WHAT THE TASK REQUIRES: Skip every picture and transcribe the remaining material exactly.

Stored records:
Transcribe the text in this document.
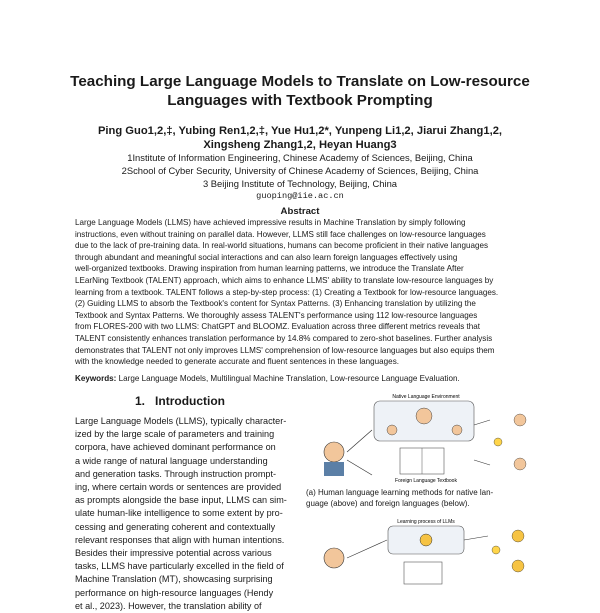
Teaching Large Language Models to Translate on Low-resource
Languages with Textbook Prompting
Ping Guo1,2,‡, Yubing Ren1,2,‡, Yue Hu1,2*, Yunpeng Li1,2, Jiarui Zhang1,2,
Xingsheng Zhang1,2, Heyan Huang3
1Institute of Information Engineering, Chinese Academy of Sciences, Beijing, China
2School of Cyber Security, University of Chinese Academy of Sciences, Beijing, China
3 Beijing Institute of Technology, Beijing, China
guoping@iie.ac.cn
Abstract
Large Language Models (LLMS) have achieved impressive results in Machine Translation by simply following
instructions, even without training on parallel data. However, LLMS still face challenges on low-resource languages
due to the lack of pre-training data. In real-world situations, humans can become proficient in their native languages
through abundant and meaningful social interactions and can also learn foreign languages effectively using
well-organized textbooks. Drawing inspiration from human learning patterns, we introduce the Translate After
LEarNing Textbook (TALENT) approach, which aims to enhance LLMS' ability to translate low-resource languages by
learning from a textbook. TALENT follows a step-by-step process: (1) Creating a Textbook for low-resource languages.
(2) Guiding LLMS to absorb the Textbook's content for Syntax Patterns. (3) Enhancing translation by utilizing the
Textbook and Syntax Patterns. We thoroughly assess TALENT's performance using 112 low-resource languages
from FLORES-200 with two LLMS: ChatGPT and BLOOMZ. Evaluation across three different metrics reveals that
TALENT consistently enhances translation performance by 14.8% compared to zero-shot baselines. Further analysis
demonstrates that TALENT not only improves LLMS' comprehension of low-resource languages but also equips them
with the knowledge needed to generate accurate and fluent sentences in these languages.
Keywords: Large Language Models, Multilingual Machine Translation, Low-resource Language Evaluation.
1. Introduction
Large Language Models (LLMS), typically character-
ized by the large scale of parameters and training
corpora, have achieved dominant performance on
a wide range of natural language understanding
and generation tasks. Through instruction prompt-
ing, where certain words or sentences are provided
as prompts alongside the base input, LLMS can sim-
ulate human-like intelligence to some extent by pro-
cessing and generating coherent and contextually
relevant responses that align with human intentions.
Besides their impressive potential across various
tasks, LLMS have particularly excelled in the field of
Machine Translation (MT), showcasing surprising
performance on high-resource languages (Hendy
et al., 2023). However, the translation ability of
Native Language Environment
Foreign Language Textbook
Learning process of LLMs
(a) Human language learning methods for native lan-
guage (above) and foreign languages (below).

CORRECT RESULT:
Transcribe the text in this document.
Teaching Large Language Models to Translate on Low-resource
Languages with Textbook Prompting
Ping Guo1,2,‡, Yubing Ren1,2,‡, Yue Hu1,2*, Yunpeng Li1,2, Jiarui Zhang1,2,
Xingsheng Zhang1,2, Heyan Huang3
1Institute of Information Engineering, Chinese Academy of Sciences, Beijing, China
2School of Cyber Security, University of Chinese Academy of Sciences, Beijing, China
3 Beijing Institute of Technology, Beijing, China
guoping@iie.ac.cn
Abstract
Large Language Models (LLMS) have achieved impressive results in Machine Translation by simply following
instructions, even without training on parallel data. However, LLMS still face challenges on low-resource languages
due to the lack of pre-training data. In real-world situations, humans can become proficient in their native languages
through abundant and meaningful social interactions and can also learn foreign languages effectively using
well-organized textbooks. Drawing inspiration from human learning patterns, we introduce the Translate After
LEarNing Textbook (TALENT) approach, which aims to enhance LLMS' ability to translate low-resource languages by
learning from a textbook. TALENT follows a step-by-step process: (1) Creating a Textbook for low-resource languages.
(2) Guiding LLMS to absorb the Textbook's content for Syntax Patterns. (3) Enhancing translation by utilizing the
Textbook and Syntax Patterns. We thoroughly assess TALENT's performance using 112 low-resource languages
from FLORES-200 with two LLMS: ChatGPT and BLOOMZ. Evaluation across three different metrics reveals that
TALENT consistently enhances translation performance by 14.8% compared to zero-shot baselines. Further analysis
demonstrates that TALENT not only improves LLMS' comprehension of low-resource languages but also equips them
with the knowledge needed to generate accurate and fluent sentences in these languages.
Keywords: Large Language Models, Multilingual Machine Translation, Low-resource Language Evaluation.
1. Introduction
Large Language Models (LLMS), typically character-
ized by the large scale of parameters and training
corpora, have achieved dominant performance on
a wide range of natural language understanding
and generation tasks. Through instruction prompt-
ing, where certain words or sentences are provided
as prompts alongside the base input, LLMS can sim-
ulate human-like intelligence to some extent by pro-
cessing and generating coherent and contextually
relevant responses that align with human intentions.
Besides their impressive potential across various
tasks, LLMS have particularly excelled in the field of
Machine Translation (MT), showcasing surprising
performance on high-resource languages (Hendy
et al., 2023). However, the translation ability of
Native Language Environment
Foreign Language Textbook
Learning process of LLMs
(a) Human language learning methods for native lan-
guage (above) and foreign languages (below).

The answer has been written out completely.